▶

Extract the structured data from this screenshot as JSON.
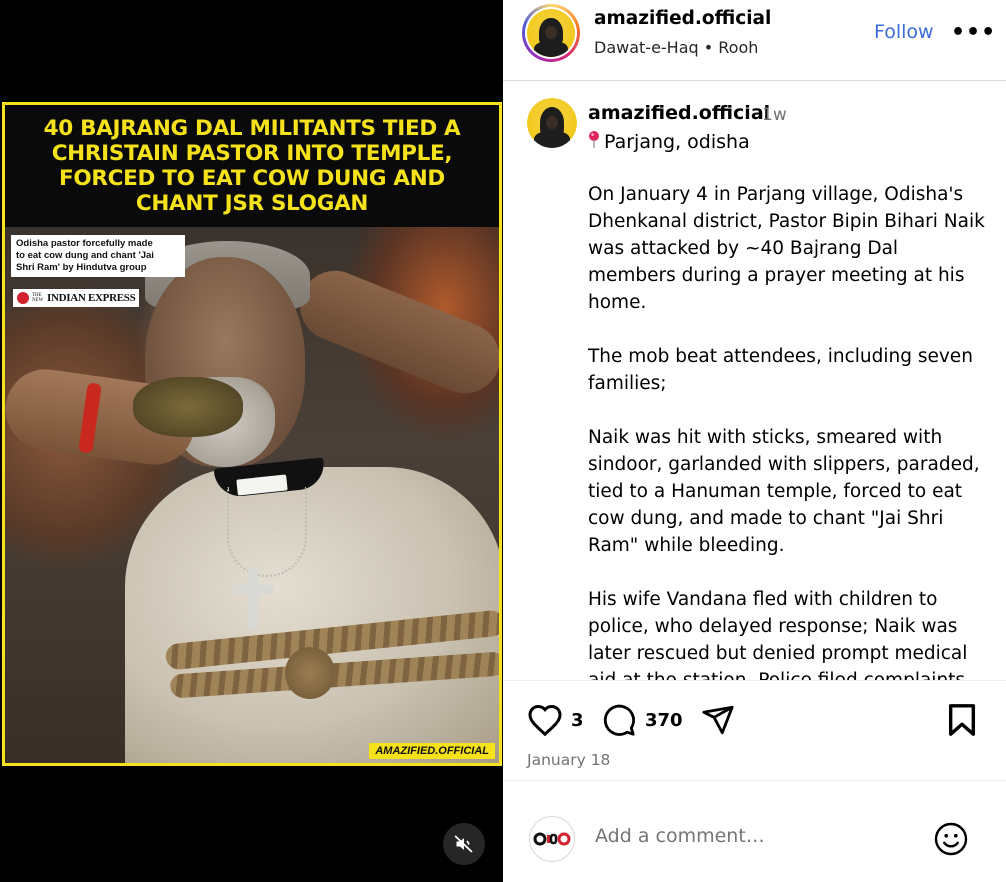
{
  "post": {
    "headline": "40 BAJRANG DAL MILITANTS TIED A CHRISTAIN PASTOR INTO TEMPLE, FORCED TO EAT COW DUNG AND CHANT JSR SLOGAN",
    "source_caption": [
      "Odisha pastor forcefully made",
      "to eat cow dung and chant 'Jai",
      "Shri Ram' by Hindutva group"
    ],
    "source_brand_small": "THE NEW",
    "source_brand": "INDIAN EXPRESS",
    "watermark": "AMAZIFIED.OFFICIAL"
  },
  "header": {
    "username": "amazified.official",
    "subtitle": "Dawat-e-Haq • Rooh",
    "follow_label": "Follow",
    "more_label": "•••"
  },
  "caption": {
    "username": "amazified.official",
    "time": "1w",
    "location_icon": "location-pin-icon",
    "location": "Parjang, odisha",
    "paragraphs": [
      "On January 4 in Parjang village, Odisha's Dhenkanal district, Pastor Bipin Bihari Naik was attacked by ~40 Bajrang Dal members during a prayer meeting at his home.",
      "The mob beat attendees, including seven families;",
      "Naik was hit with sticks, smeared with sindoor, garlanded with slippers, paraded, tied to a Hanuman temple, forced to eat cow dung, and made to chant \"Jai Shri Ram\" while bleeding.",
      "His wife Vandana fled with children to police, who delayed response; Naik was later rescued but denied prompt medical aid at the station. Police filed complaints"
    ]
  },
  "actions": {
    "like_count": "3",
    "comment_count": "370",
    "date": "January 18"
  },
  "comment": {
    "placeholder": "Add a comment…",
    "avatar_text": "OBO"
  },
  "colors": {
    "headline_yellow": "#f6e21b",
    "follow_blue": "#3a6bd8",
    "muted_text": "#737373"
  }
}
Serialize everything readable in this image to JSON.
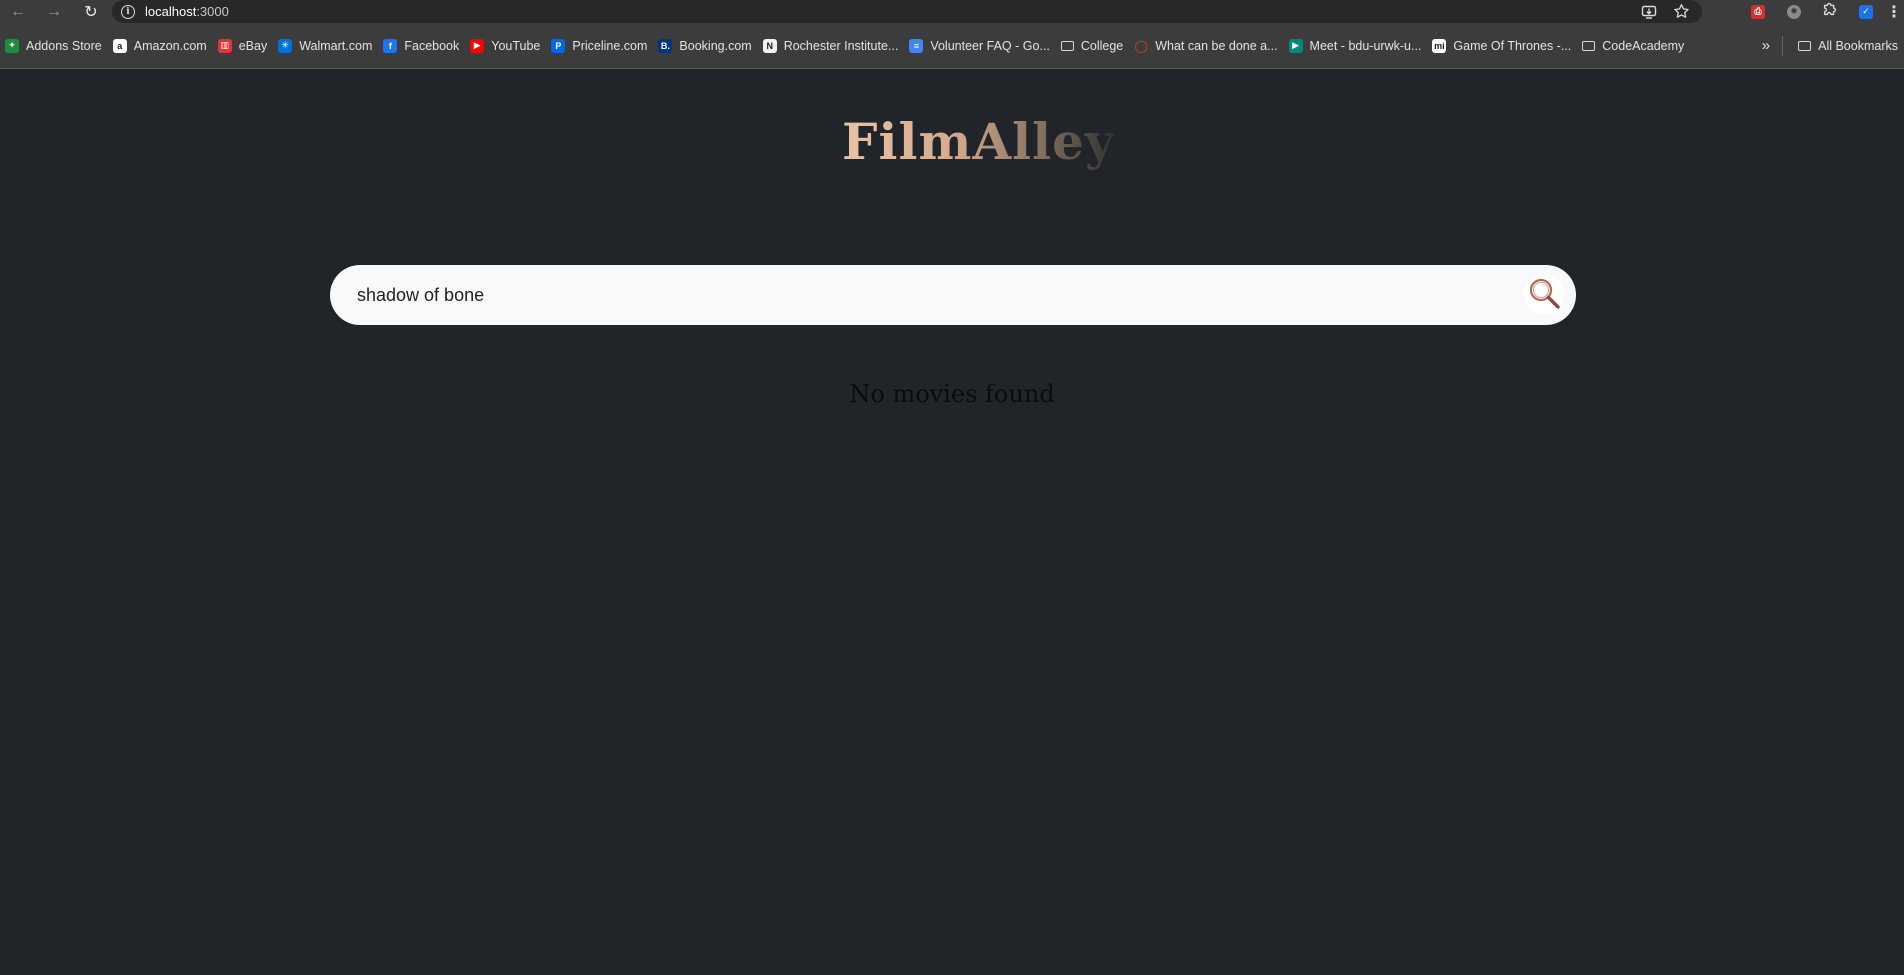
{
  "browser": {
    "url_host": "localhost",
    "url_port": ":3000",
    "bookmarks": [
      {
        "label": "Addons Store",
        "icon": "addons-icon",
        "color": "#1e8e3e"
      },
      {
        "label": "Amazon.com",
        "icon": "amazon-icon",
        "color": "#ffffff"
      },
      {
        "label": "eBay",
        "icon": "ebay-icon",
        "color": "#e53238"
      },
      {
        "label": "Walmart.com",
        "icon": "walmart-icon",
        "color": "#0071dc"
      },
      {
        "label": "Facebook",
        "icon": "facebook-icon",
        "color": "#1877f2"
      },
      {
        "label": "YouTube",
        "icon": "youtube-icon",
        "color": "#ff0000"
      },
      {
        "label": "Priceline.com",
        "icon": "priceline-icon",
        "color": "#0068ef"
      },
      {
        "label": "Booking.com",
        "icon": "booking-icon",
        "color": "#003580"
      },
      {
        "label": "Rochester Institute...",
        "icon": "rit-icon",
        "color": "#f2f2f2"
      },
      {
        "label": "Volunteer FAQ - Go...",
        "icon": "google-docs-icon",
        "color": "#4285f4"
      },
      {
        "label": "College",
        "icon": "folder-icon",
        "color": ""
      },
      {
        "label": "What can be done a...",
        "icon": "speech-bubble-icon",
        "color": "#e53935"
      },
      {
        "label": "Meet - bdu-urwk-u...",
        "icon": "google-meet-icon",
        "color": "#00897b"
      },
      {
        "label": "Game Of Thrones -...",
        "icon": "mi-icon",
        "color": "#ffffff"
      },
      {
        "label": "CodeAcademy",
        "icon": "folder-icon",
        "color": ""
      }
    ],
    "all_bookmarks_label": "All Bookmarks"
  },
  "app": {
    "logo": "FilmAlley",
    "search_value": "shadow of bone",
    "empty_message": "No movies found"
  },
  "colors": {
    "background": "#212529",
    "search_bg": "#f8f9fa",
    "logo_accent": "#e9c3a6",
    "magnifier": "#b06a5c"
  }
}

◀

__DO THIS__:
Output the full set of records above without changing a word, and drop the images.

__ANSWER BELOW__:
Extract the structured data from this screenshot as JSON.
{
  "post": {
    "headline": "40 BAJRANG DAL MILITANTS TIED A CHRISTAIN PASTOR INTO TEMPLE, FORCED TO EAT COW DUNG AND CHANT JSR SLOGAN",
    "source_caption": [
      "Odisha pastor forcefully made",
      "to eat cow dung and chant 'Jai",
      "Shri Ram' by Hindutva group"
    ],
    "source_brand_small": "THE NEW",
    "source_brand": "INDIAN EXPRESS",
    "watermark": "AMAZIFIED.OFFICIAL"
  },
  "header": {
    "username": "amazified.official",
    "subtitle": "Dawat-e-Haq • Rooh",
    "follow_label": "Follow",
    "more_label": "•••"
  },
  "caption": {
    "username": "amazified.official",
    "time": "1w",
    "location_icon": "location-pin-icon",
    "location": "Parjang, odisha",
    "paragraphs": [
      "On January 4 in Parjang village, Odisha's Dhenkanal district, Pastor Bipin Bihari Naik was attacked by ~40 Bajrang Dal members during a prayer meeting at his home.",
      "The mob beat attendees, including seven families;",
      "Naik was hit with sticks, smeared with sindoor, garlanded with slippers, paraded, tied to a Hanuman temple, forced to eat cow dung, and made to chant \"Jai Shri Ram\" while bleeding.",
      "His wife Vandana fled with children to police, who delayed response; Naik was later rescued but denied prompt medical aid at the station. Police filed complaints"
    ]
  },
  "actions": {
    "like_count": "3",
    "comment_count": "370",
    "date": "January 18"
  },
  "comment": {
    "placeholder": "Add a comment…",
    "avatar_text": "OBO"
  },
  "colors": {
    "headline_yellow": "#f6e21b",
    "follow_blue": "#3a6bd8",
    "muted_text": "#737373"
  }
}
Serialize everything readable in this image to JSON.
{
  "browser": {
    "url_host": "localhost",
    "url_port": ":3000",
    "bookmarks": [
      {
        "label": "Addons Store",
        "icon": "addons-icon",
        "color": "#1e8e3e"
      },
      {
        "label": "Amazon.com",
        "icon": "amazon-icon",
        "color": "#ffffff"
      },
      {
        "label": "eBay",
        "icon": "ebay-icon",
        "color": "#e53238"
      },
      {
        "label": "Walmart.com",
        "icon": "walmart-icon",
        "color": "#0071dc"
      },
      {
        "label": "Facebook",
        "icon": "facebook-icon",
        "color": "#1877f2"
      },
      {
        "label": "YouTube",
        "icon": "youtube-icon",
        "color": "#ff0000"
      },
      {
        "label": "Priceline.com",
        "icon": "priceline-icon",
        "color": "#0068ef"
      },
      {
        "label": "Booking.com",
        "icon": "booking-icon",
        "color": "#003580"
      },
      {
        "label": "Rochester Institute...",
        "icon": "rit-icon",
        "color": "#f2f2f2"
      },
      {
        "label": "Volunteer FAQ - Go...",
        "icon": "google-docs-icon",
        "color": "#4285f4"
      },
      {
        "label": "College",
        "icon": "folder-icon",
        "color": ""
      },
      {
        "label": "What can be done a...",
        "icon": "speech-bubble-icon",
        "color": "#e53935"
      },
      {
        "label": "Meet - bdu-urwk-u...",
        "icon": "google-meet-icon",
        "color": "#00897b"
      },
      {
        "label": "Game Of Thrones -...",
        "icon": "mi-icon",
        "color": "#ffffff"
      },
      {
        "label": "CodeAcademy",
        "icon": "folder-icon",
        "color": ""
      }
    ],
    "all_bookmarks_label": "All Bookmarks"
  },
  "app": {
    "logo": "FilmAlley",
    "search_value": "shadow of bone",
    "empty_message": "No movies found"
  },
  "colors": {
    "background": "#212529",
    "search_bg": "#f8f9fa",
    "logo_accent": "#e9c3a6",
    "magnifier": "#b06a5c"
  }
}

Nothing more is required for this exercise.